• STATED EXERCISE:
Check each line of the data for "Dialling" and select those that have it.

• INPUT MATERIAL:
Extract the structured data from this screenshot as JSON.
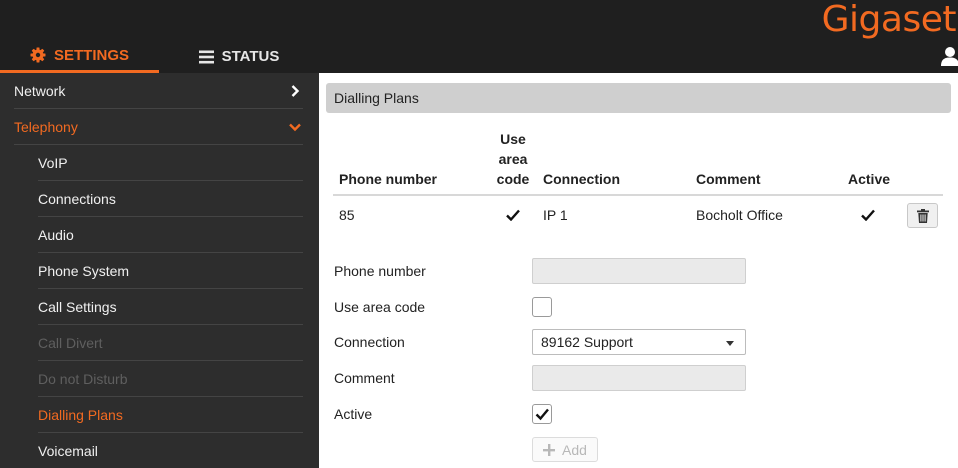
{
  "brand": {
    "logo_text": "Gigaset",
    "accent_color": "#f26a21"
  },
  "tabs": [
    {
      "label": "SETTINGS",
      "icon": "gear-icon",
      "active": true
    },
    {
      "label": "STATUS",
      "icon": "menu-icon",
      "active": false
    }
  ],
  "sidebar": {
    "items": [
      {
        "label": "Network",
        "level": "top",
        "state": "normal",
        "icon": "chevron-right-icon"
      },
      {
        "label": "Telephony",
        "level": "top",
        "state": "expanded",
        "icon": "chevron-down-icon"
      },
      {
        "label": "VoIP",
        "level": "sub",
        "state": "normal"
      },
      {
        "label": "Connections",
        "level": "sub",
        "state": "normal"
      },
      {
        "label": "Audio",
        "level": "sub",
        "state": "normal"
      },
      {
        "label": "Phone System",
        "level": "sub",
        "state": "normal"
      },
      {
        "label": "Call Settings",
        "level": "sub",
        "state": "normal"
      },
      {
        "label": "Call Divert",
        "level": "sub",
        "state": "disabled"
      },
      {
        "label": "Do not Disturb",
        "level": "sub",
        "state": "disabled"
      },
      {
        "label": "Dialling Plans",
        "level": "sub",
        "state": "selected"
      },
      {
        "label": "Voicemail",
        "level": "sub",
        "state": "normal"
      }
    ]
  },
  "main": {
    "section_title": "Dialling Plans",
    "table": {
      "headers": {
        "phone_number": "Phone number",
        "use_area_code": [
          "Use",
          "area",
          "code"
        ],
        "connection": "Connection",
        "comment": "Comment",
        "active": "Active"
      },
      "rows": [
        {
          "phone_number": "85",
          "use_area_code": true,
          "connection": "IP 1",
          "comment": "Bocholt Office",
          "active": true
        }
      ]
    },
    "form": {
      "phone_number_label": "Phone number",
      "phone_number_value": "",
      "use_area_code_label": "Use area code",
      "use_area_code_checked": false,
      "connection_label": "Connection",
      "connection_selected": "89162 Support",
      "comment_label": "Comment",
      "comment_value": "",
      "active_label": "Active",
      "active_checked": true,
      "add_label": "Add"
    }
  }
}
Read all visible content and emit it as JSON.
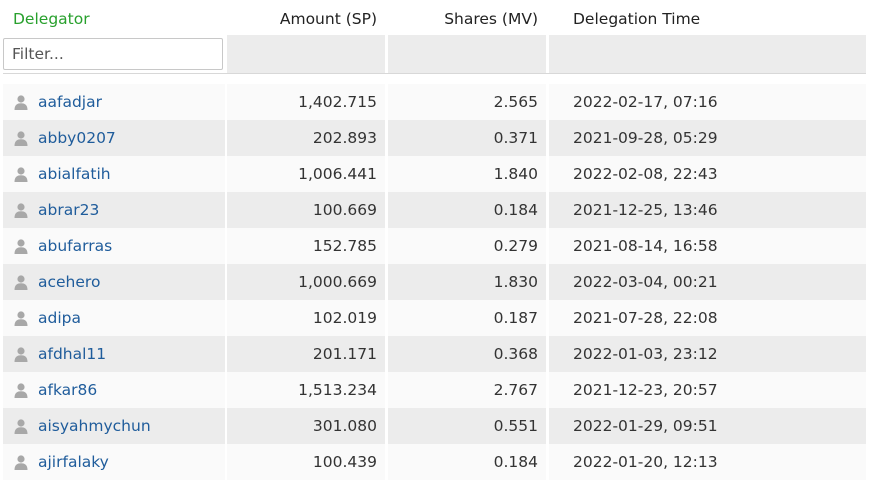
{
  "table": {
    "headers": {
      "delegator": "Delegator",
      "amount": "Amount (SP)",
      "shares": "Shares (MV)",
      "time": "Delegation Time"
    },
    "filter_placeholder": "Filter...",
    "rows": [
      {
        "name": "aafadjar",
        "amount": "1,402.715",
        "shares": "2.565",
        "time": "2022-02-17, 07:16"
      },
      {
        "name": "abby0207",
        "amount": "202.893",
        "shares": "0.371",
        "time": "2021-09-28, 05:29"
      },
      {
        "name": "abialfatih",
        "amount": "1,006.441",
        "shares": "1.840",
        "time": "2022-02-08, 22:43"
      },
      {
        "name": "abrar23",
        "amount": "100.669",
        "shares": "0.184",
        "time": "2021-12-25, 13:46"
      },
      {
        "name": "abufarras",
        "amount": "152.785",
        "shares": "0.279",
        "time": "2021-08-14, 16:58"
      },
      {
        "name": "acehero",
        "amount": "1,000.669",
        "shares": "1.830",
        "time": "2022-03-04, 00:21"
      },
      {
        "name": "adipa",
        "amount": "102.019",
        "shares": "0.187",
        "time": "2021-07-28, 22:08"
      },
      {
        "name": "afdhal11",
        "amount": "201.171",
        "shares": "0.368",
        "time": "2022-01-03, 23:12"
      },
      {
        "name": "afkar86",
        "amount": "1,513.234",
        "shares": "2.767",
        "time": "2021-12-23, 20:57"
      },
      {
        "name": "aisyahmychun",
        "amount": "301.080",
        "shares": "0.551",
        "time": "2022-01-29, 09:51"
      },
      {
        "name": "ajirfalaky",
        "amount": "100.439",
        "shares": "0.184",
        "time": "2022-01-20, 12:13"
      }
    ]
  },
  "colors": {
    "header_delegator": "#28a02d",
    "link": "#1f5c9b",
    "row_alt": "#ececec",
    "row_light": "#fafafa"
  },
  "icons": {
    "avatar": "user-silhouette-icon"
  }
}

• IN RESPONSE:
        "label": "Dialling Plans",
    "section_title": "Dialling Plans",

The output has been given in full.